Instructions for the task => Track down each line that has the word "توضأ" and copy it.

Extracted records
>> Begin

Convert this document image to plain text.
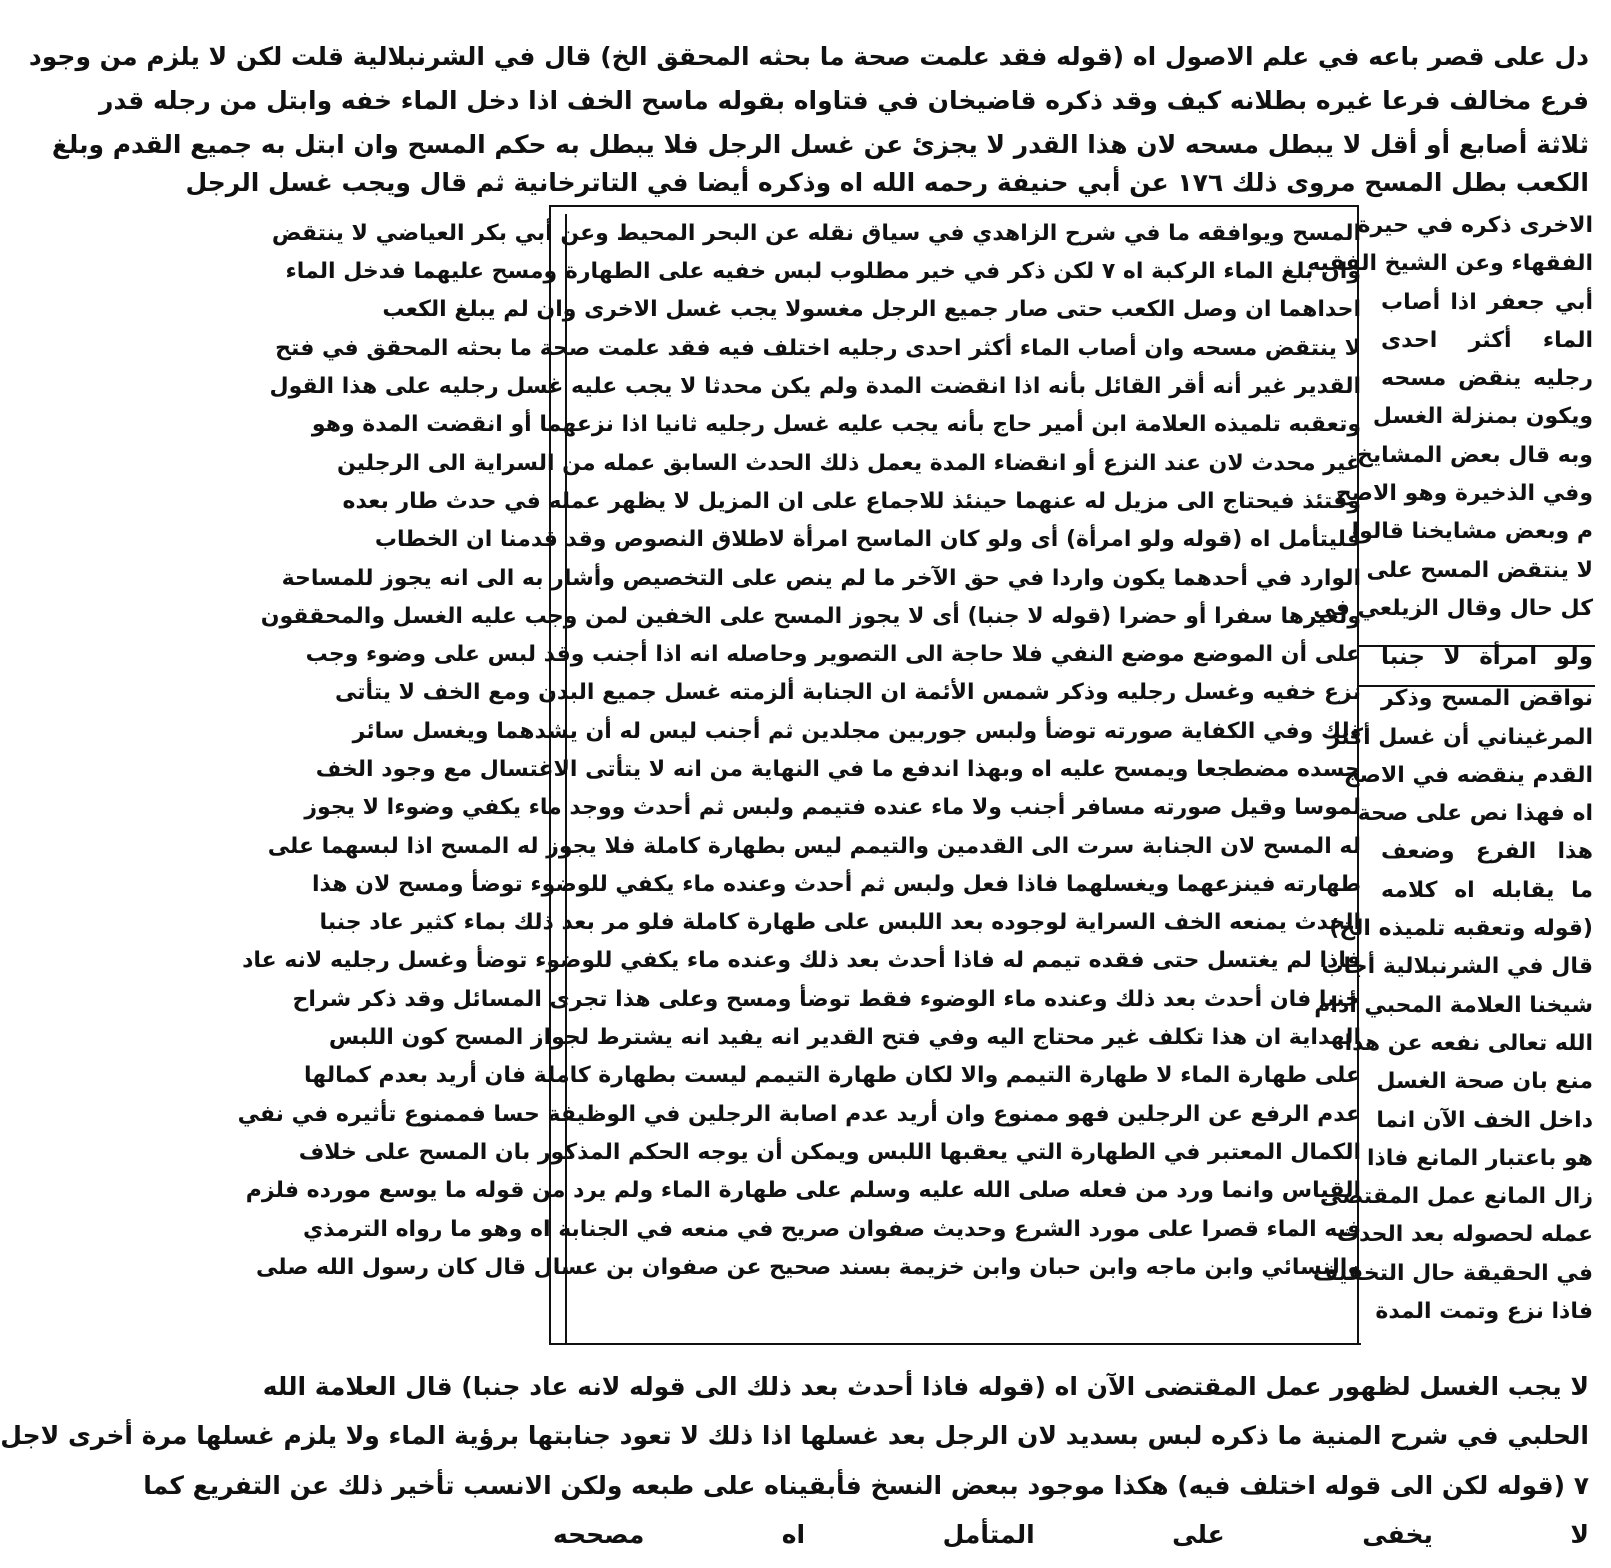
دل على قصر باعه في علم الاصول اه (قوله فقد علمت صحة ما بحثه المحقق الخ) قال في الشرنبلالية قلت لكن لا يلزم من وجود
فرع مخالف فرعا غيره بطلانه كيف وقد ذكره قاضيخان في فتاواه بقوله ماسح الخف اذا دخل الماء خفه وابتل من رجله قدر
ثلاثة أصابع أو أقل لا يبطل مسحه لان هذا القدر لا يجزئ عن غسل الرجل فلا يبطل به حكم المسح وان ابتل به جميع القدم وبلغ
الكعب بطل المسح مروى ذلك ١٧٦ عن أبي حنيفة رحمه الله اه وذكره أيضا في التاترخانية ثم قال ويجب غسل الرجل
المسح ويوافقه ما في شرح الزاهدي في سياق نقله عن البحر المحيط وعن أبي بكر العياضي لا ينتقض
وان بلغ الماء الركبة اه ٧ لكن ذكر في خير مطلوب لبس خفيه على الطهارة ومسح عليهما فدخل الماء
احداهما ان وصل الكعب حتى صار جميع الرجل مغسولا يجب غسل الاخرى وان لم يبلغ الكعب
لا ينتقض مسحه وان أصاب الماء أكثر احدى رجليه اختلف فيه فقد علمت صحة ما بحثه المحقق في فتح
القدير غير أنه أقر القائل بأنه اذا انقضت المدة ولم يكن محدثا لا يجب عليه غسل رجليه على هذا القول
وتعقبه تلميذه العلامة ابن أمير حاج بأنه يجب عليه غسل رجليه ثانيا اذا نزعهما أو انقضت المدة وهو
غير محدث لان عند النزع أو انقضاء المدة يعمل ذلك الحدث السابق عمله من السراية الى الرجلين
وقتئذ فيحتاج الى مزيل له عنهما حينئذ للاجماع على ان المزيل لا يظهر عمله في حدث طار بعده
فليتأمل اه (قوله ولو امرأة) أى ولو كان الماسح امرأة لاطلاق النصوص وقد قدمنا ان الخطاب
الوارد في أحدهما يكون واردا في حق الآخر ما لم ينص على التخصيص وأشار به الى انه يجوز للمساحة
ولغيرها سفرا أو حضرا (قوله لا جنبا) أى لا يجوز المسح على الخفين لمن وجب عليه الغسل والمحققون
على أن الموضع موضع النفي فلا حاجة الى التصوير وحاصله انه اذا أجنب وقد لبس على وضوء وجب
نزع خفيه وغسل رجليه وذكر شمس الأئمة ان الجنابة ألزمته غسل جميع البدن ومع الخف لا يتأتى
ذلك وفي الكفاية صورته توضأ ولبس جوربين مجلدين ثم أجنب ليس له أن يشدهما ويغسل سائر
جسده مضطجعا ويمسح عليه اه وبهذا اندفع ما في النهاية من انه لا يتأتى الاغتسال مع وجود الخف
لموسا وقيل صورته مسافر أجنب ولا ماء عنده فتيمم ولبس ثم أحدث ووجد ماء يكفي وضوءا لا يجوز
له المسح لان الجنابة سرت الى القدمين والتيمم ليس بطهارة كاملة فلا يجوز له المسح اذا لبسهما على
طهارته فينزعهما ويغسلهما فاذا فعل ولبس ثم أحدث وعنده ماء يكفي للوضوء توضأ ومسح لان هذا
الحدث يمنعه الخف السراية لوجوده بعد اللبس على طهارة كاملة فلو مر بعد ذلك بماء كثير عاد جنبا
فاذا لم يغتسل حتى فقده تيمم له فاذا أحدث بعد ذلك وعنده ماء يكفي للوضوء توضأ وغسل رجليه لانه عاد
جنبا فان أحدث بعد ذلك وعنده ماء الوضوء فقط توضأ ومسح وعلى هذا تجرى المسائل وقد ذكر شراح
الهداية ان هذا تكلف غير محتاج اليه وفي فتح القدير انه يفيد انه يشترط لجواز المسح كون اللبس
على طهارة الماء لا طهارة التيمم والا لكان طهارة التيمم ليست بطهارة كاملة فان أريد بعدم كمالها
عدم الرفع عن الرجلين فهو ممنوع وان أريد عدم اصابة الرجلين في الوظيفة حسا فممنوع تأثيره في نفي
الكمال المعتبر في الطهارة التي يعقبها اللبس ويمكن أن يوجه الحكم المذكور بان المسح على خلاف
القياس وانما ورد من فعله صلى الله عليه وسلم على طهارة الماء ولم يرد من قوله ما يوسع مورده فلزم
فيه الماء قصرا على مورد الشرع وحديث صفوان صريح في منعه في الجنابة اه وهو ما رواه الترمذي
والنسائي وابن ماجه وابن حبان وابن خزيمة بسند صحيح عن صفوان بن عسال قال كان رسول الله صلى
الاخرى ذكره في حيرة
الفقهاء وعن الشيخ الفقيه
أبي جعفر اذا أصاب
الماء أكثر احدى
رجليه ينقض مسحه
ويكون بمنزلة الغسل
وبه قال بعض المشايخ
وفي الذخيرة وهو الاصح
م وبعض مشايخنا قالوا
لا ينتقض المسح على
كل حال وقال الزيلعي في
ولو امرأة لا جنبا
نواقض المسح وذكر
المرغيناني أن غسل أكثر
القدم ينقضه في الاصح
اه فهذا نص على صحة
هذا الفرع وضعف
ما يقابله اه كلامه
(قوله وتعقبه تلميذه الخ)
قال في الشرنبلالية أجاب
شيخنا العلامة المحبي أدام
الله تعالى نفعه عن هذا
منع بان صحة الغسل
داخل الخف الآن انما
هو باعتبار المانع فاذا
زال المانع عمل المقتضى
عمله لحصوله بعد الحدث
في الحقيقة حال التخفيف
فاذا نزع وتمت المدة
لا يجب الغسل لظهور عمل المقتضى الآن اه (قوله فاذا أحدث بعد ذلك الى قوله لانه عاد جنبا) قال العلامة الله
الحلبي في شرح المنية ما ذكره لبس بسديد لان الرجل بعد غسلها اذا ذلك لا تعود جنابتها برؤية الماء ولا يلزم غسلها مرة أخرى لاجل
٧ (قوله لكن الى قوله اختلف فيه) هكذا موجود ببعض النسخ فأبقيناه على طبعه ولكن الانسب تأخير ذلك عن التفريع كما
لا يخفى على المتأمل اه مصححه
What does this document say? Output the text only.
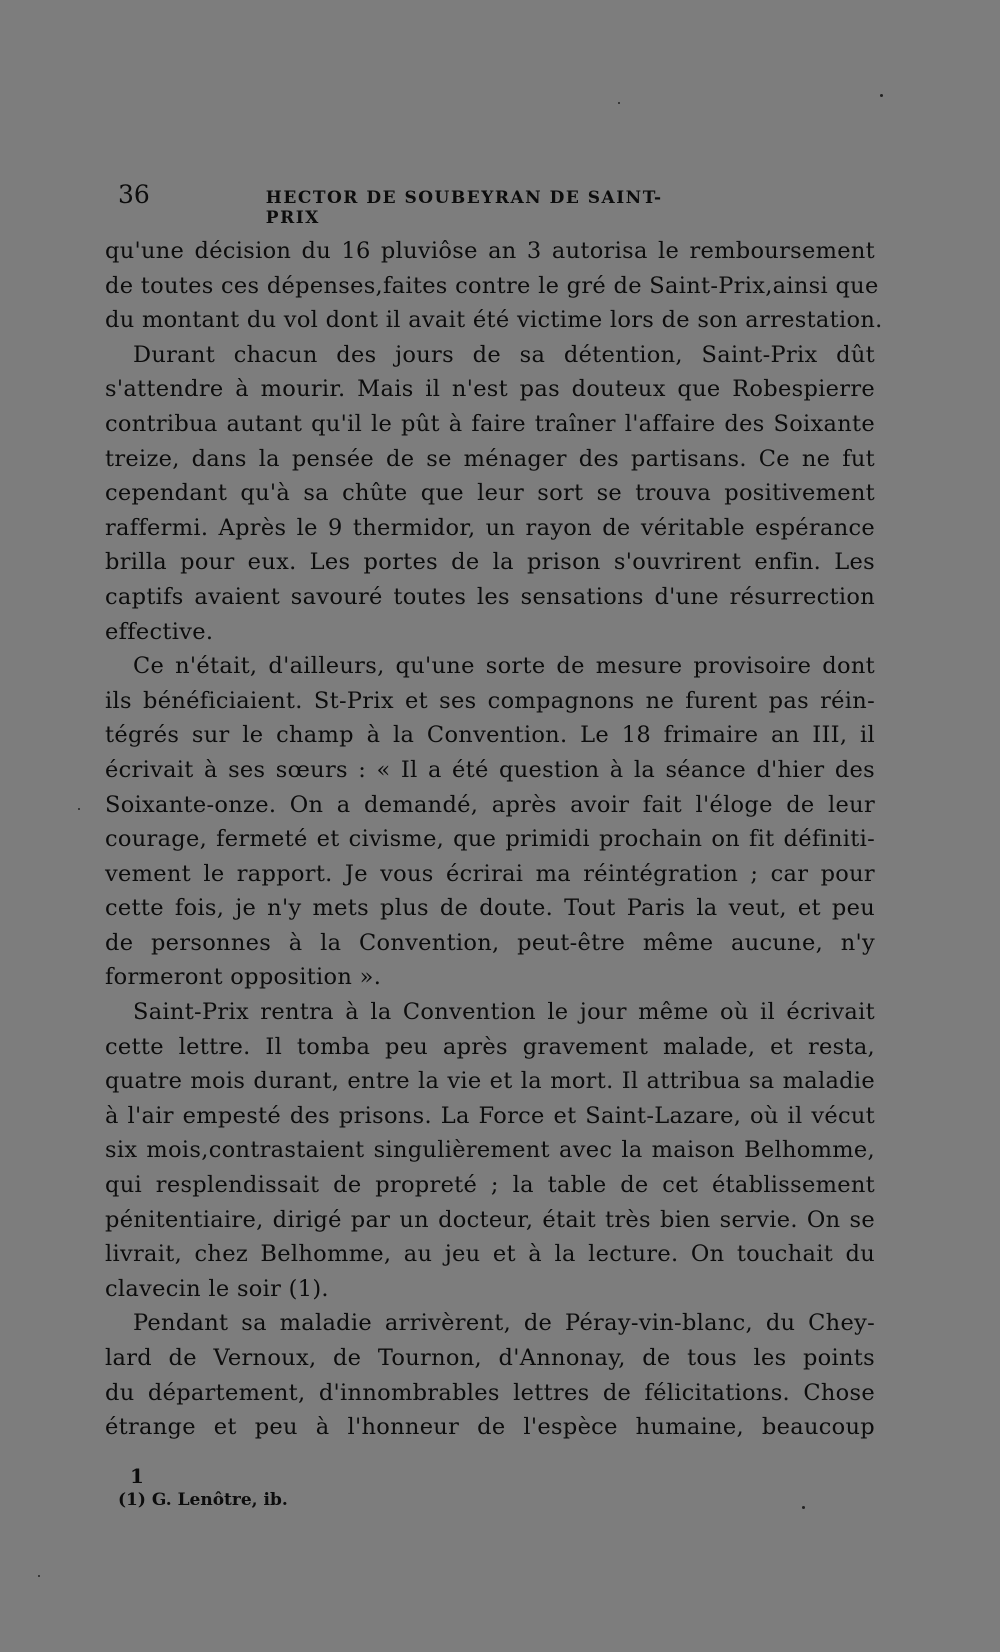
36	HECTOR DE SOUBEYRAN DE SAINT-PRIX
qu'une décision du 16 pluviôse an 3 autorisa le remboursement
de toutes ces dépenses,faites contre le gré de Saint-Prix,ainsi que
du montant du vol dont il avait été victime lors de son arrestation.
Durant chacun des jours de sa détention, Saint-Prix dût
s'attendre à mourir. Mais il n'est pas douteux que Robespierre
contribua autant qu'il le pût à faire traîner l'affaire des Soixante
treize, dans la pensée de se ménager des partisans. Ce ne fut
cependant qu'à sa chûte que leur sort se trouva positivement
raffermi. Après le 9 thermidor, un rayon de véritable espérance
brilla pour eux. Les portes de la prison s'ouvrirent enfin. Les
captifs avaient savouré toutes les sensations d'une résurrection
effective.
Ce n'était, d'ailleurs, qu'une sorte de mesure provisoire dont
ils bénéficiaient. St-Prix et ses compagnons ne furent pas réin-
tégrés sur le champ à la Convention. Le 18 frimaire an III, il
écrivait à ses sœurs : « Il a été question à la séance d'hier des
Soixante-onze. On a demandé, après avoir fait l'éloge de leur
courage, fermeté et civisme, que primidi prochain on fit définiti-
vement le rapport. Je vous écrirai ma réintégration ; car pour
cette fois, je n'y mets plus de doute. Tout Paris la veut, et peu
de personnes à la Convention, peut-être même aucune, n'y
formeront opposition ».
Saint-Prix rentra à la Convention le jour même où il écrivait
cette lettre. Il tomba peu après gravement malade, et resta,
quatre mois durant, entre la vie et la mort. Il attribua sa maladie
à l'air empesté des prisons. La Force et Saint-Lazare, où il vécut
six mois,contrastaient singulièrement avec la maison Belhomme,
qui resplendissait de propreté ; la table de cet établissement
pénitentiaire, dirigé par un docteur, était très bien servie. On se
livrait, chez Belhomme, au jeu et à la lecture. On touchait du
clavecin le soir (1).
Pendant sa maladie arrivèrent, de Péray-vin-blanc, du Chey-
lard de Vernoux, de Tournon, d'Annonay, de tous les points
du département, d'innombrables lettres de félicitations. Chose
étrange et peu à l'honneur de l'espèce humaine, beaucoup
1
(1) G. Lenôtre, ib.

>> End

Result of this task =>
ذلك وفي الكفاية صورته توضأ ولبس جوربين مجلدين ثم أجنب ليس له أن يشدهما ويغسل سائر
طهارته فينزعهما ويغسلهما فاذا فعل ولبس ثم أحدث وعنده ماء يكفي للوضوء توضأ ومسح لان هذا
فاذا لم يغتسل حتى فقده تيمم له فاذا أحدث بعد ذلك وعنده ماء يكفي للوضوء توضأ وغسل رجليه لانه عاد
جنبا فان أحدث بعد ذلك وعنده ماء الوضوء فقط توضأ ومسح وعلى هذا تجرى المسائل وقد ذكر شراح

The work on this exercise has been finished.